** Begin Listing **

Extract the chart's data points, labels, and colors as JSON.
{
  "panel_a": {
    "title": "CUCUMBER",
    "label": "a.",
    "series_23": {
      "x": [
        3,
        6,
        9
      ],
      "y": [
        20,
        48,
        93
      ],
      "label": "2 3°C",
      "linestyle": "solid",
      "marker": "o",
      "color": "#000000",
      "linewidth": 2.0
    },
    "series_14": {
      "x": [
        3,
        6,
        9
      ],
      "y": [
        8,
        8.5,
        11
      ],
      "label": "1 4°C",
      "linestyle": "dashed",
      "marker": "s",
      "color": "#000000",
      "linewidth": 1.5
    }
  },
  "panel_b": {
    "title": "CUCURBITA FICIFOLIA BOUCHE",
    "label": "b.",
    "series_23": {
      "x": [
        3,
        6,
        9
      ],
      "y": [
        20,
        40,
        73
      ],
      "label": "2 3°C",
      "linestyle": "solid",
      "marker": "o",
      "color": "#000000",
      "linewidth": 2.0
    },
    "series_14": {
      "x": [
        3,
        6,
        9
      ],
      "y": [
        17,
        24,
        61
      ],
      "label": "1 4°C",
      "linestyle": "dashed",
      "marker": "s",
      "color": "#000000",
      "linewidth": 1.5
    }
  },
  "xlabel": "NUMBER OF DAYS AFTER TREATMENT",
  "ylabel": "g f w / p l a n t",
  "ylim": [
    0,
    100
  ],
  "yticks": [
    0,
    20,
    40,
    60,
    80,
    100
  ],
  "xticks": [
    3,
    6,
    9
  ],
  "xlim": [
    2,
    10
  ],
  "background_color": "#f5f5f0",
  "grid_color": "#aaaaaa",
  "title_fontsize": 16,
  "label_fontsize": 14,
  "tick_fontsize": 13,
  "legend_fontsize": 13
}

** End Listing **

What you are asked to do. Above are some records; extract every one of them exactly.

The answer.
Extract the chart's data points, labels, and colors as JSON.
{
  "panel_a": {
    "title": "CUCUMBER",
    "label": "a.",
    "series_23": {
      "x": [
        3,
        6,
        9
      ],
      "y": [
        20,
        48,
        93
      ],
      "label": "2 3°C",
      "linestyle": "solid",
      "marker": "o",
      "color": "#000000",
      "linewidth": 2.0
    },
    "series_14": {
      "x": [
        3,
        6,
        9
      ],
      "y": [
        8,
        8.5,
        11
      ],
      "label": "1 4°C",
      "linestyle": "dashed",
      "marker": "s",
      "color": "#000000",
      "linewidth": 1.5
    }
  },
  "panel_b": {
    "title": "CUCURBITA FICIFOLIA BOUCHE",
    "label": "b.",
    "series_23": {
      "x": [
        3,
        6,
        9
      ],
      "y": [
        20,
        40,
        73
      ],
      "label": "2 3°C",
      "linestyle": "solid",
      "marker": "o",
      "color": "#000000",
      "linewidth": 2.0
    },
    "series_14": {
      "x": [
        3,
        6,
        9
      ],
      "y": [
        17,
        24,
        61
      ],
      "label": "1 4°C",
      "linestyle": "dashed",
      "marker": "s",
      "color": "#000000",
      "linewidth": 1.5
    }
  },
  "xlabel": "NUMBER OF DAYS AFTER TREATMENT",
  "ylabel": "g f w / p l a n t",
  "ylim": [
    0,
    100
  ],
  "yticks": [
    0,
    20,
    40,
    60,
    80,
    100
  ],
  "xticks": [
    3,
    6,
    9
  ],
  "xlim": [
    2,
    10
  ],
  "background_color": "#f5f5f0",
  "grid_color": "#aaaaaa",
  "title_fontsize": 16,
  "label_fontsize": 14,
  "tick_fontsize": 13,
  "legend_fontsize": 13
}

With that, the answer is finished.